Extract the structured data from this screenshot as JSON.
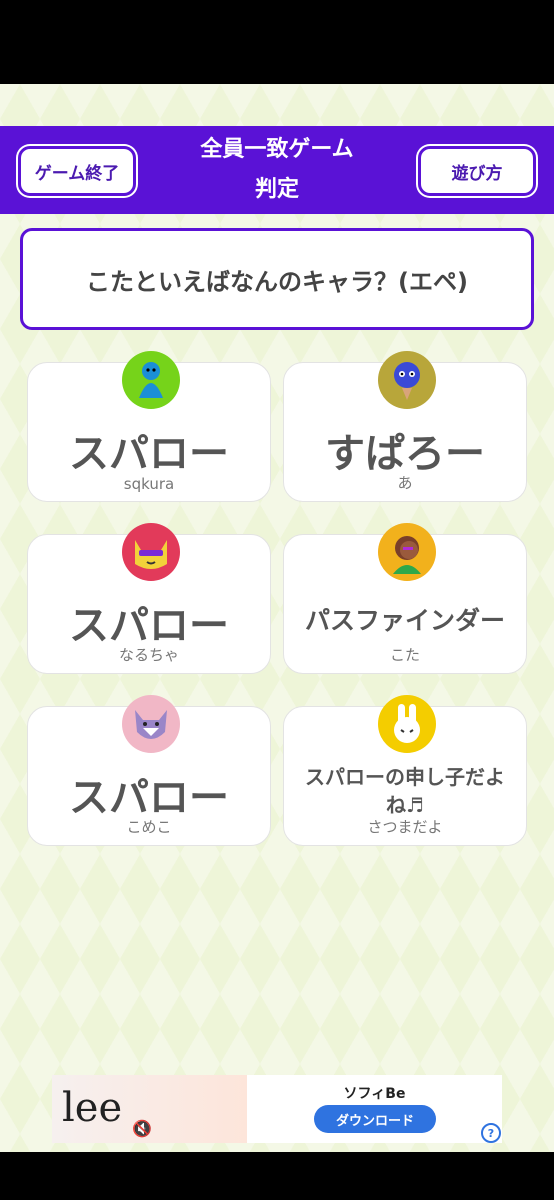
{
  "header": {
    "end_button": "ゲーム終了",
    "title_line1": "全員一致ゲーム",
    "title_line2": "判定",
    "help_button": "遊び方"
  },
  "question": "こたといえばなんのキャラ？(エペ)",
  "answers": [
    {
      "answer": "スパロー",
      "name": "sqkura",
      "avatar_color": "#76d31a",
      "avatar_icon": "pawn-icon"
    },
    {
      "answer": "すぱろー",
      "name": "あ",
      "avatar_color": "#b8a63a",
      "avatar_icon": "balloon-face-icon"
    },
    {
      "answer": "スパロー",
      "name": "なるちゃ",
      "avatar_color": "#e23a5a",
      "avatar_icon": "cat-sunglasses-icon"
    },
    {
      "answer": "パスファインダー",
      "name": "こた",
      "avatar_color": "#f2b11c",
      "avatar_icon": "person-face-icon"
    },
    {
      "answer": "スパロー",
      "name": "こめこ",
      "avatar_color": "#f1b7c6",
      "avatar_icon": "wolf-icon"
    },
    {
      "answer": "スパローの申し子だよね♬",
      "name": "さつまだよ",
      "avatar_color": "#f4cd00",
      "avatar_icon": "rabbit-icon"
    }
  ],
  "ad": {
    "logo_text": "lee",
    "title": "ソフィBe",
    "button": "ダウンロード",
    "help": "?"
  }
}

--

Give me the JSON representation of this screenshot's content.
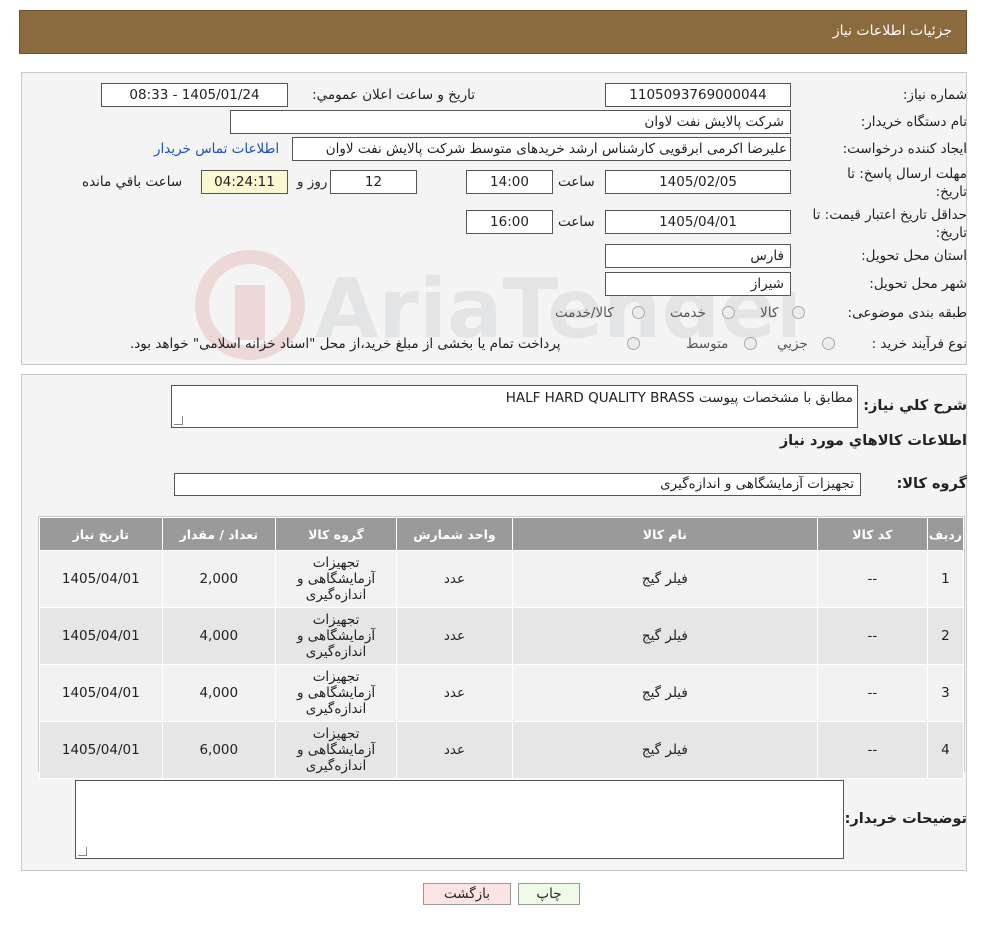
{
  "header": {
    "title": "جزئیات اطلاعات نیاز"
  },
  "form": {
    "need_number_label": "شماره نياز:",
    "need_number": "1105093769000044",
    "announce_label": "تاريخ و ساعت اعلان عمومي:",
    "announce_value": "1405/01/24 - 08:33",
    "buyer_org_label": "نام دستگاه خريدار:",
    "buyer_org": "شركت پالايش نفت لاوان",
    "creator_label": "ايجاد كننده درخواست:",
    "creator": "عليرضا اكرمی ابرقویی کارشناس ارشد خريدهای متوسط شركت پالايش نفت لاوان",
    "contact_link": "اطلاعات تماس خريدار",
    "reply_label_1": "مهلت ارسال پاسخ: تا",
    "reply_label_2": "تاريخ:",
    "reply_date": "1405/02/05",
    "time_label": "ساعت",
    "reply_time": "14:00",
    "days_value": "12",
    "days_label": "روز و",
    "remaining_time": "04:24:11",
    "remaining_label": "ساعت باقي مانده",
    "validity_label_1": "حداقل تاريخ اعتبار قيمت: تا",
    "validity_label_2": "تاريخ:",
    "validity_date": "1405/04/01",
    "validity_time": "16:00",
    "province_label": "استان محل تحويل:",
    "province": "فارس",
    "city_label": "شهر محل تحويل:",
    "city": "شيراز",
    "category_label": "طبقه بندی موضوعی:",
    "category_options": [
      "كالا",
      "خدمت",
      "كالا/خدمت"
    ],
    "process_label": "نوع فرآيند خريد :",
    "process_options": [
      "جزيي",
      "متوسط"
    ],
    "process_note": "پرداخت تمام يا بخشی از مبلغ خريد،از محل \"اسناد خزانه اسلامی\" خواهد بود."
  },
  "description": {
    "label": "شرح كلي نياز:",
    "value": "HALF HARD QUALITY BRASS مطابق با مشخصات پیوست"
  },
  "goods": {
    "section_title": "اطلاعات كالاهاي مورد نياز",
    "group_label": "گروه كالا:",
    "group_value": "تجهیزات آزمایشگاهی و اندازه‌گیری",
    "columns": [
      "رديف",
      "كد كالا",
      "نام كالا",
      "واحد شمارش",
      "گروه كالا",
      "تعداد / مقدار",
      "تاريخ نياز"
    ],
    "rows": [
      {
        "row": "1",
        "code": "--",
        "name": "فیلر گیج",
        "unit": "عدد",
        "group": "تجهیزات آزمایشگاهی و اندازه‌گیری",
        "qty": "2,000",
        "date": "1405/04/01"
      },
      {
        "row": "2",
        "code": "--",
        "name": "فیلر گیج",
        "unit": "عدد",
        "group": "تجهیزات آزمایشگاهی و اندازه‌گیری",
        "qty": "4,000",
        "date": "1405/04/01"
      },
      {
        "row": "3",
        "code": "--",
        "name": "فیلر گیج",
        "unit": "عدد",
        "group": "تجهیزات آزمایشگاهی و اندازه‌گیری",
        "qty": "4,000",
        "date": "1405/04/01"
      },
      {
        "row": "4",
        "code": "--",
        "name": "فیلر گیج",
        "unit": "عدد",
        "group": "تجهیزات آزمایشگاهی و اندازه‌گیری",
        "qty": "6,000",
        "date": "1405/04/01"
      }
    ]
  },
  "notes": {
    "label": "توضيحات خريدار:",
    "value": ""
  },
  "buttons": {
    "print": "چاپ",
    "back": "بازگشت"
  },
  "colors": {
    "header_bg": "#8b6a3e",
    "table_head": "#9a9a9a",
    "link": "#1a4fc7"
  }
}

• YOUR GOAL: Pull out every line in the data above that has the word "name".

• EXERCISE SOLUTION:
      "name": "sqkura",
      "name": "あ",
      "name": "なるちゃ",
      "name": "こた",
      "name": "こめこ",
      "name": "さつまだよ",
        "name": "فیلر گیج",
        "name": "فیلر گیج",
        "name": "فیلر گیج",
        "name": "فیلر گیج",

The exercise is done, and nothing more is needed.